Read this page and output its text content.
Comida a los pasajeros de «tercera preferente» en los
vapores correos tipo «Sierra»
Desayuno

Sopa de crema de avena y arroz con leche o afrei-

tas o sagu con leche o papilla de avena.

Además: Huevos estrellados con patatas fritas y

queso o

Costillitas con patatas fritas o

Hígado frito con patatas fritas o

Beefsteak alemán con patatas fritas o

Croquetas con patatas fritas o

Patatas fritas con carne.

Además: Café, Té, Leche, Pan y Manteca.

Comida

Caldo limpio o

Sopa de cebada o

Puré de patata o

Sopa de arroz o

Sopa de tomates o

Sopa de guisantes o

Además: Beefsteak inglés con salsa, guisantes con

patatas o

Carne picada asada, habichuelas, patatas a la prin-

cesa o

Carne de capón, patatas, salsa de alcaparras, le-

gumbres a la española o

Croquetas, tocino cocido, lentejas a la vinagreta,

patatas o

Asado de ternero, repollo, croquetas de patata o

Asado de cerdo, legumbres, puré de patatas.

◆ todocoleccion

—————

Go through the records and copy each line with "salsa" in it.

[TASK SOLUTION]
Además: Beefsteak inglés con salsa, guisantes con
Carne de capón, patatas, salsa de alcaparras, le-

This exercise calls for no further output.